* **Exercise description**:
Exactly as given, repeat all of the entries.

Entries taken from a collection
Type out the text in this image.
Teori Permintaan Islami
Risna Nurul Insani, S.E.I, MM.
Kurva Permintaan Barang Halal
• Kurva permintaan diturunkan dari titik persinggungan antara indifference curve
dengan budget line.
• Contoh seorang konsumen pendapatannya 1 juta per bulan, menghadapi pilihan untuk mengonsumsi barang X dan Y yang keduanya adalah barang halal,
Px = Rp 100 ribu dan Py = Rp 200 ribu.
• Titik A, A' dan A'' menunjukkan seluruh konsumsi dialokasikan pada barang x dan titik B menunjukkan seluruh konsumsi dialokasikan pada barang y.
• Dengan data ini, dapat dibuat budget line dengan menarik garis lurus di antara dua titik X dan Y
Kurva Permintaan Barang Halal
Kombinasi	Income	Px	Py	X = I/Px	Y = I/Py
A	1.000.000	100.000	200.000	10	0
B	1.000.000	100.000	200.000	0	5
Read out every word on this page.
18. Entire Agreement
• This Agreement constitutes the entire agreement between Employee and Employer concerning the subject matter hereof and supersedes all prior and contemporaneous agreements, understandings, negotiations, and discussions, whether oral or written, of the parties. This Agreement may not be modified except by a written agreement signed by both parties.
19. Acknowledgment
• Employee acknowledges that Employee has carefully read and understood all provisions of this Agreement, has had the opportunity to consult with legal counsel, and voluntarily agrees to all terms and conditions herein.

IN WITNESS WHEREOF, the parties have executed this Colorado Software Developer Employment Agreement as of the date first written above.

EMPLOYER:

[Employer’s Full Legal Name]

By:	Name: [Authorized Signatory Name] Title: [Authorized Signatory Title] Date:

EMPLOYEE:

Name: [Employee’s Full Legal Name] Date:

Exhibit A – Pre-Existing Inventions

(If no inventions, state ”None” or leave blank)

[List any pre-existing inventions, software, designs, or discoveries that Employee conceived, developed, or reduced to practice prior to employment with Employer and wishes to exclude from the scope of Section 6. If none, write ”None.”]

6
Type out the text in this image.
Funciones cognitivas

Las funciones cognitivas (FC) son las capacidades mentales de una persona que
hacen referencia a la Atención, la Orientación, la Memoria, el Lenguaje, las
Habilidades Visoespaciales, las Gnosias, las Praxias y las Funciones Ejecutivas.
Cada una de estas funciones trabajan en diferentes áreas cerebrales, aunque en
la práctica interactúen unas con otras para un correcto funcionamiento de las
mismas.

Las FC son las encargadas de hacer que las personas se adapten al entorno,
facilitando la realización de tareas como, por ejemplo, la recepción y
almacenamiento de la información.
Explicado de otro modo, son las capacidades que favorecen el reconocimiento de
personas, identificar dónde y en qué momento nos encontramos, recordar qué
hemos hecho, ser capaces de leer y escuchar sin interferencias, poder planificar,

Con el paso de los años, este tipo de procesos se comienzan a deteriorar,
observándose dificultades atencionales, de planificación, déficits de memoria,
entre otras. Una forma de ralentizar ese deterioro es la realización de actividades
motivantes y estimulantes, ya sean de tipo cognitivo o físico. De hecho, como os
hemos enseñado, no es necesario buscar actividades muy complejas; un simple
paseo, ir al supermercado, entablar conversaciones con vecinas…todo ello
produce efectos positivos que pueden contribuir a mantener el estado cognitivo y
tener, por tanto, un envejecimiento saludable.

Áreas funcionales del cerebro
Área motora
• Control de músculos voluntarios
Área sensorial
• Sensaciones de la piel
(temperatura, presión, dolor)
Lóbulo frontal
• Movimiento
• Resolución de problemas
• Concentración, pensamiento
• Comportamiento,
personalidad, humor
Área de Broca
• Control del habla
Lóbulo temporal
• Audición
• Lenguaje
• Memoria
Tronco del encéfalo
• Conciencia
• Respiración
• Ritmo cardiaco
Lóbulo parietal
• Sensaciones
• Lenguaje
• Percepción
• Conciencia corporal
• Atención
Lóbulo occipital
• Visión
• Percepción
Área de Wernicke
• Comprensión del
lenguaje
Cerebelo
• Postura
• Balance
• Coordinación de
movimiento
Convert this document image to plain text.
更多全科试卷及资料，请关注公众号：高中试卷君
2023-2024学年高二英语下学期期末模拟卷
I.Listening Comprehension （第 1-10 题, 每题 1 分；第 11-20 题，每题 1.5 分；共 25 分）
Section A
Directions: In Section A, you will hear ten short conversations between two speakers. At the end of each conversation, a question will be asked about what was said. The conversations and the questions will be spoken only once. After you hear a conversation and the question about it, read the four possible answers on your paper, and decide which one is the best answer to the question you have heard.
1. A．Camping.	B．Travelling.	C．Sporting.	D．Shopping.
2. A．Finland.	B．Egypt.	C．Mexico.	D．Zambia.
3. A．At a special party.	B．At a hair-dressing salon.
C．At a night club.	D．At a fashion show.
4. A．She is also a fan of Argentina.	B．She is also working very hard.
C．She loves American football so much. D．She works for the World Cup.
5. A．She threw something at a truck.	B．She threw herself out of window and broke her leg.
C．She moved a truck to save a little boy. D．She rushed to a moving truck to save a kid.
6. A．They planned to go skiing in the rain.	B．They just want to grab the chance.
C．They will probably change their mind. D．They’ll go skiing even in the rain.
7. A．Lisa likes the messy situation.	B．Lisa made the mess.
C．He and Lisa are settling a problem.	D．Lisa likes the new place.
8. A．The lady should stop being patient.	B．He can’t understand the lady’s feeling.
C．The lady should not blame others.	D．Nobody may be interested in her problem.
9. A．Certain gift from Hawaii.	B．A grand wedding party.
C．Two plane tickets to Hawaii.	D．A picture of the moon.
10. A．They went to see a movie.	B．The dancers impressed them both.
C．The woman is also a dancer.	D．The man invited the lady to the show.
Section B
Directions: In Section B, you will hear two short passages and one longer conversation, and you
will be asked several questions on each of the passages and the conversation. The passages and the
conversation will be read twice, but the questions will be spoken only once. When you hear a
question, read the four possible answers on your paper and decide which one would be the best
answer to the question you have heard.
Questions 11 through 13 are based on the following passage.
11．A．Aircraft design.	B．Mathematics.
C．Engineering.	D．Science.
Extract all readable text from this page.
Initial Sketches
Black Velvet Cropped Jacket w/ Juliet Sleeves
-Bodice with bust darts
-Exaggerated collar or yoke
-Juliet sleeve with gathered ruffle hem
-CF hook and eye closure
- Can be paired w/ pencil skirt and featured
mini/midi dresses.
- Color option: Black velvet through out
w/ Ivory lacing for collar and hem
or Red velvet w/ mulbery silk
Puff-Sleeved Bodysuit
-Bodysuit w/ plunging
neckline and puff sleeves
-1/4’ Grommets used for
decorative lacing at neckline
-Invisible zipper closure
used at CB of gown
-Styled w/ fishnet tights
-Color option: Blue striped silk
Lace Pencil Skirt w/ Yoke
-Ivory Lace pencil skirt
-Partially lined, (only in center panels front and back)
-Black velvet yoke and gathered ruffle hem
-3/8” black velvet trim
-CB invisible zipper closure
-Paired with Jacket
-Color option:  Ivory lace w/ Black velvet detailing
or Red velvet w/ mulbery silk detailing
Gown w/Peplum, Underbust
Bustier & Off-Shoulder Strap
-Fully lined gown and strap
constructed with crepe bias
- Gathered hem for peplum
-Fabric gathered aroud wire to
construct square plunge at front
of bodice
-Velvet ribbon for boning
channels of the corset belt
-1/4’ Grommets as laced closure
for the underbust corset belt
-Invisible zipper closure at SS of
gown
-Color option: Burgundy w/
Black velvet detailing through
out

* **Solution for this problem**:
Type out the text in this image.
Teori Permintaan Islami
Risna Nurul Insani, S.E.I, MM.
Kurva Permintaan Barang Halal
• Kurva permintaan diturunkan dari titik persinggungan antara indifference curve
dengan budget line.
• Contoh seorang konsumen pendapatannya 1 juta per bulan, menghadapi pilihan untuk mengonsumsi barang X dan Y yang keduanya adalah barang halal,
Px = Rp 100 ribu dan Py = Rp 200 ribu.
• Titik A, A' dan A'' menunjukkan seluruh konsumsi dialokasikan pada barang x dan titik B menunjukkan seluruh konsumsi dialokasikan pada barang y.
• Dengan data ini, dapat dibuat budget line dengan menarik garis lurus di antara dua titik X dan Y
Kurva Permintaan Barang Halal
Kombinasi	Income	Px	Py	X = I/Px	Y = I/Py
A	1.000.000	100.000	200.000	10	0
B	1.000.000	100.000	200.000	0	5
Read out every word on this page.
18. Entire Agreement
• This Agreement constitutes the entire agreement between Employee and Employer concerning the subject matter hereof and supersedes all prior and contemporaneous agreements, understandings, negotiations, and discussions, whether oral or written, of the parties. This Agreement may not be modified except by a written agreement signed by both parties.
19. Acknowledgment
• Employee acknowledges that Employee has carefully read and understood all provisions of this Agreement, has had the opportunity to consult with legal counsel, and voluntarily agrees to all terms and conditions herein.

IN WITNESS WHEREOF, the parties have executed this Colorado Software Developer Employment Agreement as of the date first written above.

EMPLOYER:

[Employer’s Full Legal Name]

By:	Name: [Authorized Signatory Name] Title: [Authorized Signatory Title] Date:

EMPLOYEE:

Name: [Employee’s Full Legal Name] Date:

Exhibit A – Pre-Existing Inventions

(If no inventions, state ”None” or leave blank)

[List any pre-existing inventions, software, designs, or discoveries that Employee conceived, developed, or reduced to practice prior to employment with Employer and wishes to exclude from the scope of Section 6. If none, write ”None.”]

6
Type out the text in this image.
Funciones cognitivas

Las funciones cognitivas (FC) son las capacidades mentales de una persona que
hacen referencia a la Atención, la Orientación, la Memoria, el Lenguaje, las
Habilidades Visoespaciales, las Gnosias, las Praxias y las Funciones Ejecutivas.
Cada una de estas funciones trabajan en diferentes áreas cerebrales, aunque en
la práctica interactúen unas con otras para un correcto funcionamiento de las
mismas.

Las FC son las encargadas de hacer que las personas se adapten al entorno,
facilitando la realización de tareas como, por ejemplo, la recepción y
almacenamiento de la información.
Explicado de otro modo, son las capacidades que favorecen el reconocimiento de
personas, identificar dónde y en qué momento nos encontramos, recordar qué
hemos hecho, ser capaces de leer y escuchar sin interferencias, poder planificar,

Con el paso de los años, este tipo de procesos se comienzan a deteriorar,
observándose dificultades atencionales, de planificación, déficits de memoria,
entre otras. Una forma de ralentizar ese deterioro es la realización de actividades
motivantes y estimulantes, ya sean de tipo cognitivo o físico. De hecho, como os
hemos enseñado, no es necesario buscar actividades muy complejas; un simple
paseo, ir al supermercado, entablar conversaciones con vecinas…todo ello
produce efectos positivos que pueden contribuir a mantener el estado cognitivo y
tener, por tanto, un envejecimiento saludable.

Áreas funcionales del cerebro
Área motora
• Control de músculos voluntarios
Área sensorial
• Sensaciones de la piel
(temperatura, presión, dolor)
Lóbulo frontal
• Movimiento
• Resolución de problemas
• Concentración, pensamiento
• Comportamiento,
personalidad, humor
Área de Broca
• Control del habla
Lóbulo temporal
• Audición
• Lenguaje
• Memoria
Tronco del encéfalo
• Conciencia
• Respiración
• Ritmo cardiaco
Lóbulo parietal
• Sensaciones
• Lenguaje
• Percepción
• Conciencia corporal
• Atención
Lóbulo occipital
• Visión
• Percepción
Área de Wernicke
• Comprensión del
lenguaje
Cerebelo
• Postura
• Balance
• Coordinación de
movimiento
Convert this document image to plain text.
更多全科试卷及资料，请关注公众号：高中试卷君
2023-2024学年高二英语下学期期末模拟卷
I.Listening Comprehension （第 1-10 题, 每题 1 分；第 11-20 题，每题 1.5 分；共 25 分）
Section A
Directions: In Section A, you will hear ten short conversations between two speakers. At the end of each conversation, a question will be asked about what was said. The conversations and the questions will be spoken only once. After you hear a conversation and the question about it, read the four possible answers on your paper, and decide which one is the best answer to the question you have heard.
1. A．Camping.	B．Travelling.	C．Sporting.	D．Shopping.
2. A．Finland.	B．Egypt.	C．Mexico.	D．Zambia.
3. A．At a special party.	B．At a hair-dressing salon.
C．At a night club.	D．At a fashion show.
4. A．She is also a fan of Argentina.	B．She is also working very hard.
C．She loves American football so much. D．She works for the World Cup.
5. A．She threw something at a truck.	B．She threw herself out of window and broke her leg.
C．She moved a truck to save a little boy. D．She rushed to a moving truck to save a kid.
6. A．They planned to go skiing in the rain.	B．They just want to grab the chance.
C．They will probably change their mind. D．They’ll go skiing even in the rain.
7. A．Lisa likes the messy situation.	B．Lisa made the mess.
C．He and Lisa are settling a problem.	D．Lisa likes the new place.
8. A．The lady should stop being patient.	B．He can’t understand the lady’s feeling.
C．The lady should not blame others.	D．Nobody may be interested in her problem.
9. A．Certain gift from Hawaii.	B．A grand wedding party.
C．Two plane tickets to Hawaii.	D．A picture of the moon.
10. A．They went to see a movie.	B．The dancers impressed them both.
C．The woman is also a dancer.	D．The man invited the lady to the show.
Section B
Directions: In Section B, you will hear two short passages and one longer conversation, and you
will be asked several questions on each of the passages and the conversation. The passages and the
conversation will be read twice, but the questions will be spoken only once. When you hear a
question, read the four possible answers on your paper and decide which one would be the best
answer to the question you have heard.
Questions 11 through 13 are based on the following passage.
11．A．Aircraft design.	B．Mathematics.
C．Engineering.	D．Science.
Extract all readable text from this page.
Initial Sketches
Black Velvet Cropped Jacket w/ Juliet Sleeves
-Bodice with bust darts
-Exaggerated collar or yoke
-Juliet sleeve with gathered ruffle hem
-CF hook and eye closure
- Can be paired w/ pencil skirt and featured
mini/midi dresses.
- Color option: Black velvet through out
w/ Ivory lacing for collar and hem
or Red velvet w/ mulbery silk
Puff-Sleeved Bodysuit
-Bodysuit w/ plunging
neckline and puff sleeves
-1/4’ Grommets used for
decorative lacing at neckline
-Invisible zipper closure
used at CB of gown
-Styled w/ fishnet tights
-Color option: Blue striped silk
Lace Pencil Skirt w/ Yoke
-Ivory Lace pencil skirt
-Partially lined, (only in center panels front and back)
-Black velvet yoke and gathered ruffle hem
-3/8” black velvet trim
-CB invisible zipper closure
-Paired with Jacket
-Color option:  Ivory lace w/ Black velvet detailing
or Red velvet w/ mulbery silk detailing
Gown w/Peplum, Underbust
Bustier & Off-Shoulder Strap
-Fully lined gown and strap
constructed with crepe bias
- Gathered hem for peplum
-Fabric gathered aroud wire to
construct square plunge at front
of bodice
-Velvet ribbon for boning
channels of the corset belt
-1/4’ Grommets as laced closure
for the underbust corset belt
-Invisible zipper closure at SS of
gown
-Color option: Burgundy w/
Black velvet detailing through
out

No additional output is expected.